[Dataset items]
━━━━

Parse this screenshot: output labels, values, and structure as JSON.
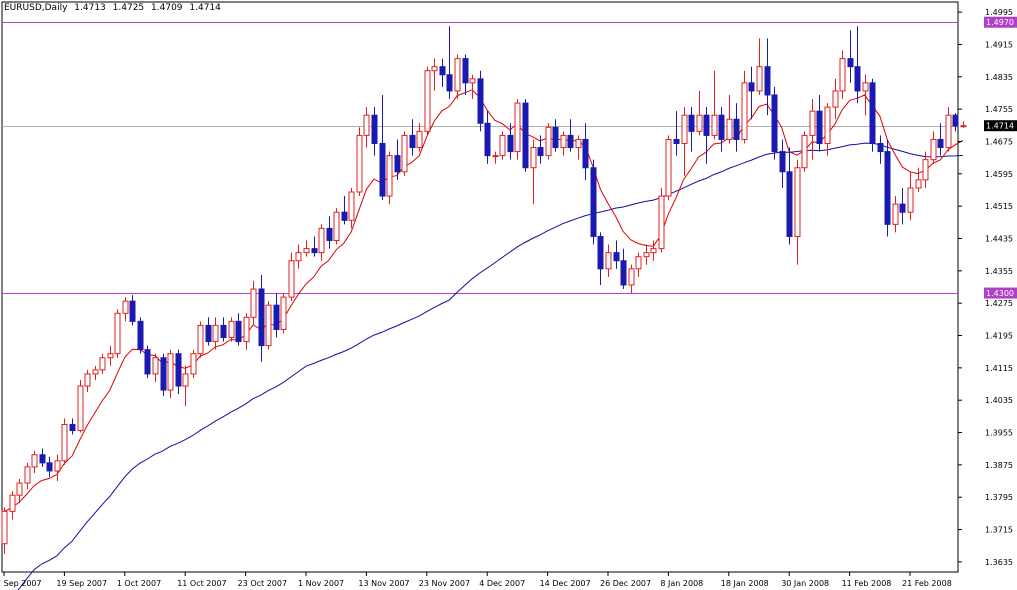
{
  "header": {
    "symbol": "EURUSD,Daily",
    "open": "1.4713",
    "high": "1.4725",
    "low": "1.4709",
    "close": "1.4714"
  },
  "colors": {
    "background": "#ffffff",
    "bull_candle": "#e02020",
    "bear_candle": "#1a1ab0",
    "fast_ma": "#e00000",
    "slow_ma": "#1010a0",
    "level_line": "#b040c8",
    "price_line": "#b0b0b0",
    "current_tag": "#000000",
    "level_tag": "#b040c8"
  },
  "chart_data": {
    "type": "candlestick",
    "symbol": "EURUSD",
    "timeframe": "Daily",
    "ylim": [
      1.361,
      1.502
    ],
    "y_ticks": [
      "1.4995",
      "1.4915",
      "1.4835",
      "1.4755",
      "1.4675",
      "1.4595",
      "1.4515",
      "1.4435",
      "1.4355",
      "1.4275",
      "1.4195",
      "1.4115",
      "1.4035",
      "1.3955",
      "1.3875",
      "1.3795",
      "1.3715",
      "1.3635"
    ],
    "x_ticks": [
      {
        "index": 0,
        "label": "7 Sep 2007"
      },
      {
        "index": 8,
        "label": "19 Sep 2007"
      },
      {
        "index": 16,
        "label": "1 Oct 2007"
      },
      {
        "index": 24,
        "label": "11 Oct 2007"
      },
      {
        "index": 32,
        "label": "23 Oct 2007"
      },
      {
        "index": 40,
        "label": "1 Nov 2007"
      },
      {
        "index": 48,
        "label": "13 Nov 2007"
      },
      {
        "index": 56,
        "label": "23 Nov 2007"
      },
      {
        "index": 64,
        "label": "4 Dec 2007"
      },
      {
        "index": 72,
        "label": "14 Dec 2007"
      },
      {
        "index": 80,
        "label": "26 Dec 2007"
      },
      {
        "index": 88,
        "label": "8 Jan 2008"
      },
      {
        "index": 96,
        "label": "18 Jan 2008"
      },
      {
        "index": 104,
        "label": "30 Jan 2008"
      },
      {
        "index": 112,
        "label": "11 Feb 2008"
      },
      {
        "index": 120,
        "label": "21 Feb 2008"
      }
    ],
    "levels": [
      {
        "value": 1.497,
        "label": "1.4970"
      },
      {
        "value": 1.43,
        "label": "1.4300"
      }
    ],
    "current_price": {
      "value": 1.4714,
      "label": "1.4714"
    },
    "candles": [
      [
        1.368,
        1.377,
        1.3655,
        1.376
      ],
      [
        1.376,
        1.381,
        1.374,
        1.38
      ],
      [
        1.38,
        1.384,
        1.378,
        1.383
      ],
      [
        1.383,
        1.388,
        1.3815,
        1.387
      ],
      [
        1.387,
        1.391,
        1.3855,
        1.39
      ],
      [
        1.39,
        1.3915,
        1.387,
        1.388
      ],
      [
        1.388,
        1.3895,
        1.3845,
        1.386
      ],
      [
        1.386,
        1.39,
        1.3835,
        1.3885
      ],
      [
        1.3885,
        1.399,
        1.3875,
        1.3975
      ],
      [
        1.3975,
        1.399,
        1.395,
        1.396
      ],
      [
        1.396,
        1.4085,
        1.3955,
        1.407
      ],
      [
        1.407,
        1.411,
        1.4055,
        1.41
      ],
      [
        1.41,
        1.412,
        1.4085,
        1.411
      ],
      [
        1.411,
        1.415,
        1.41,
        1.414
      ],
      [
        1.414,
        1.417,
        1.412,
        1.415
      ],
      [
        1.415,
        1.426,
        1.414,
        1.425
      ],
      [
        1.425,
        1.429,
        1.423,
        1.428
      ],
      [
        1.428,
        1.4295,
        1.422,
        1.423
      ],
      [
        1.423,
        1.424,
        1.415,
        1.416
      ],
      [
        1.416,
        1.417,
        1.409,
        1.41
      ],
      [
        1.41,
        1.415,
        1.408,
        1.414
      ],
      [
        1.414,
        1.415,
        1.4045,
        1.406
      ],
      [
        1.406,
        1.416,
        1.404,
        1.415
      ],
      [
        1.415,
        1.416,
        1.405,
        1.407
      ],
      [
        1.407,
        1.412,
        1.402,
        1.41
      ],
      [
        1.41,
        1.416,
        1.409,
        1.415
      ],
      [
        1.415,
        1.423,
        1.414,
        1.422
      ],
      [
        1.422,
        1.424,
        1.417,
        1.418
      ],
      [
        1.418,
        1.424,
        1.416,
        1.422
      ],
      [
        1.422,
        1.424,
        1.418,
        1.419
      ],
      [
        1.419,
        1.424,
        1.418,
        1.423
      ],
      [
        1.423,
        1.425,
        1.417,
        1.418
      ],
      [
        1.418,
        1.425,
        1.416,
        1.424
      ],
      [
        1.424,
        1.433,
        1.422,
        1.431
      ],
      [
        1.431,
        1.4345,
        1.413,
        1.417
      ],
      [
        1.417,
        1.428,
        1.416,
        1.427
      ],
      [
        1.427,
        1.43,
        1.419,
        1.421
      ],
      [
        1.421,
        1.43,
        1.42,
        1.429
      ],
      [
        1.429,
        1.44,
        1.428,
        1.438
      ],
      [
        1.438,
        1.442,
        1.436,
        1.44
      ],
      [
        1.44,
        1.443,
        1.439,
        1.441
      ],
      [
        1.441,
        1.444,
        1.439,
        1.44
      ],
      [
        1.44,
        1.447,
        1.438,
        1.446
      ],
      [
        1.446,
        1.449,
        1.441,
        1.443
      ],
      [
        1.443,
        1.451,
        1.442,
        1.45
      ],
      [
        1.45,
        1.454,
        1.447,
        1.448
      ],
      [
        1.448,
        1.456,
        1.446,
        1.455
      ],
      [
        1.455,
        1.471,
        1.454,
        1.469
      ],
      [
        1.469,
        1.476,
        1.466,
        1.474
      ],
      [
        1.474,
        1.476,
        1.464,
        1.467
      ],
      [
        1.467,
        1.479,
        1.453,
        1.454
      ],
      [
        1.454,
        1.465,
        1.452,
        1.464
      ],
      [
        1.464,
        1.468,
        1.458,
        1.46
      ],
      [
        1.46,
        1.47,
        1.459,
        1.469
      ],
      [
        1.469,
        1.473,
        1.464,
        1.466
      ],
      [
        1.466,
        1.472,
        1.465,
        1.47
      ],
      [
        1.47,
        1.486,
        1.469,
        1.485
      ],
      [
        1.485,
        1.488,
        1.48,
        1.486
      ],
      [
        1.486,
        1.488,
        1.481,
        1.484
      ],
      [
        1.484,
        1.496,
        1.478,
        1.48
      ],
      [
        1.48,
        1.489,
        1.478,
        1.488
      ],
      [
        1.488,
        1.489,
        1.479,
        1.482
      ],
      [
        1.482,
        1.484,
        1.478,
        1.483
      ],
      [
        1.483,
        1.485,
        1.47,
        1.472
      ],
      [
        1.472,
        1.475,
        1.462,
        1.464
      ],
      [
        1.464,
        1.465,
        1.462,
        1.464
      ],
      [
        1.464,
        1.47,
        1.463,
        1.469
      ],
      [
        1.469,
        1.472,
        1.463,
        1.465
      ],
      [
        1.465,
        1.478,
        1.463,
        1.477
      ],
      [
        1.477,
        1.478,
        1.46,
        1.461
      ],
      [
        1.461,
        1.468,
        1.452,
        1.466
      ],
      [
        1.466,
        1.469,
        1.462,
        1.464
      ],
      [
        1.464,
        1.472,
        1.463,
        1.471
      ],
      [
        1.471,
        1.473,
        1.465,
        1.466
      ],
      [
        1.466,
        1.47,
        1.464,
        1.469
      ],
      [
        1.469,
        1.473,
        1.465,
        1.466
      ],
      [
        1.466,
        1.469,
        1.463,
        1.468
      ],
      [
        1.468,
        1.472,
        1.458,
        1.461
      ],
      [
        1.461,
        1.463,
        1.442,
        1.444
      ],
      [
        1.444,
        1.445,
        1.432,
        1.436
      ],
      [
        1.436,
        1.442,
        1.434,
        1.44
      ],
      [
        1.44,
        1.443,
        1.436,
        1.438
      ],
      [
        1.438,
        1.441,
        1.431,
        1.432
      ],
      [
        1.432,
        1.437,
        1.43,
        1.436
      ],
      [
        1.436,
        1.44,
        1.434,
        1.439
      ],
      [
        1.439,
        1.442,
        1.437,
        1.44
      ],
      [
        1.44,
        1.443,
        1.438,
        1.441
      ],
      [
        1.441,
        1.456,
        1.44,
        1.454
      ],
      [
        1.454,
        1.469,
        1.453,
        1.468
      ],
      [
        1.468,
        1.475,
        1.464,
        1.467
      ],
      [
        1.467,
        1.476,
        1.459,
        1.474
      ],
      [
        1.474,
        1.476,
        1.465,
        1.47
      ],
      [
        1.47,
        1.48,
        1.469,
        1.474
      ],
      [
        1.474,
        1.476,
        1.462,
        1.469
      ],
      [
        1.469,
        1.485,
        1.468,
        1.474
      ],
      [
        1.474,
        1.476,
        1.465,
        1.468
      ],
      [
        1.468,
        1.479,
        1.467,
        1.473
      ],
      [
        1.473,
        1.477,
        1.465,
        1.468
      ],
      [
        1.468,
        1.485,
        1.467,
        1.482
      ],
      [
        1.482,
        1.486,
        1.473,
        1.48
      ],
      [
        1.48,
        1.493,
        1.479,
        1.486
      ],
      [
        1.486,
        1.493,
        1.474,
        1.479
      ],
      [
        1.479,
        1.481,
        1.463,
        1.465
      ],
      [
        1.465,
        1.468,
        1.456,
        1.46
      ],
      [
        1.46,
        1.466,
        1.442,
        1.444
      ],
      [
        1.444,
        1.463,
        1.437,
        1.461
      ],
      [
        1.461,
        1.47,
        1.46,
        1.469
      ],
      [
        1.469,
        1.478,
        1.463,
        1.475
      ],
      [
        1.475,
        1.479,
        1.465,
        1.467
      ],
      [
        1.467,
        1.477,
        1.464,
        1.476
      ],
      [
        1.476,
        1.483,
        1.473,
        1.48
      ],
      [
        1.48,
        1.49,
        1.478,
        1.488
      ],
      [
        1.488,
        1.495,
        1.482,
        1.486
      ],
      [
        1.486,
        1.496,
        1.477,
        1.48
      ],
      [
        1.48,
        1.484,
        1.474,
        1.482
      ],
      [
        1.482,
        1.483,
        1.465,
        1.467
      ],
      [
        1.467,
        1.469,
        1.462,
        1.465
      ],
      [
        1.465,
        1.468,
        1.444,
        1.447
      ],
      [
        1.447,
        1.454,
        1.445,
        1.452
      ],
      [
        1.452,
        1.456,
        1.447,
        1.45
      ],
      [
        1.45,
        1.46,
        1.448,
        1.456
      ],
      [
        1.456,
        1.461,
        1.455,
        1.458
      ],
      [
        1.458,
        1.465,
        1.456,
        1.463
      ],
      [
        1.463,
        1.47,
        1.462,
        1.468
      ],
      [
        1.468,
        1.472,
        1.464,
        1.466
      ],
      [
        1.466,
        1.476,
        1.465,
        1.474
      ],
      [
        1.474,
        1.4745,
        1.47,
        1.4713
      ],
      [
        1.4713,
        1.4725,
        1.4709,
        1.4714
      ]
    ],
    "fast_ma_label": "",
    "slow_ma_label": "",
    "grid": false
  }
}
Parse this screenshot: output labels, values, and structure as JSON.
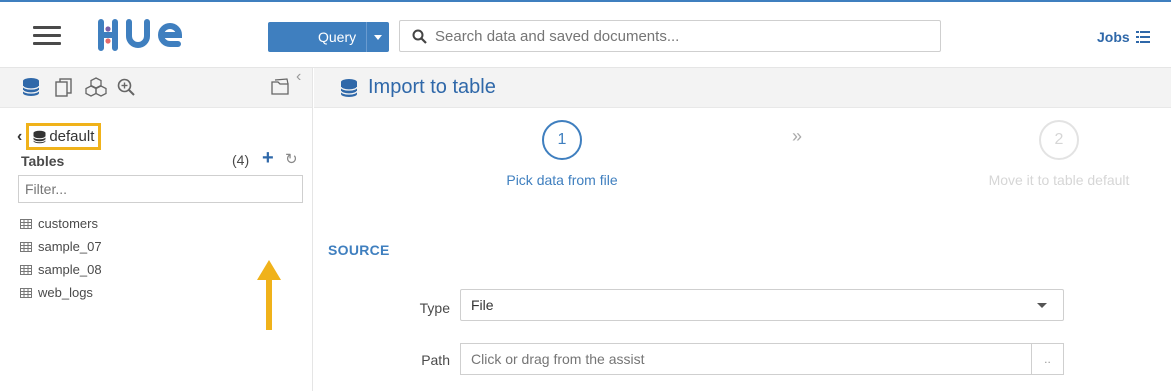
{
  "header": {
    "logo_text": "HUE",
    "query_label": "Query",
    "search_placeholder": "Search data and saved documents...",
    "jobs_label": "Jobs"
  },
  "sidebar": {
    "database": "default",
    "back_glyph": "‹",
    "tables_title": "Tables",
    "tables_count": "(4)",
    "filter_placeholder": "Filter...",
    "tables": [
      "customers",
      "sample_07",
      "sample_08",
      "web_logs"
    ],
    "icons": [
      "database-icon",
      "documents-icon",
      "jobs-icon",
      "search-plus-icon",
      "folder-open-icon"
    ]
  },
  "main": {
    "title": "Import to table",
    "steps": [
      {
        "number": "1",
        "label": "Pick data from file",
        "active": true
      },
      {
        "number": "2",
        "label": "Move it to table default",
        "active": false
      }
    ],
    "steps_separator": "»",
    "source_title": "SOURCE",
    "type_label": "Type",
    "type_value": "File",
    "path_label": "Path",
    "path_placeholder": "Click or drag from the assist",
    "path_button": ".."
  },
  "colors": {
    "accent": "#3f7fbf",
    "link": "#2f68a9",
    "highlight": "#f0b21a"
  }
}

━━━━

Copy every single line of the material above that holds "from".

        "label": "Pick data from file",
    "path_placeholder": "Click or drag from the assist",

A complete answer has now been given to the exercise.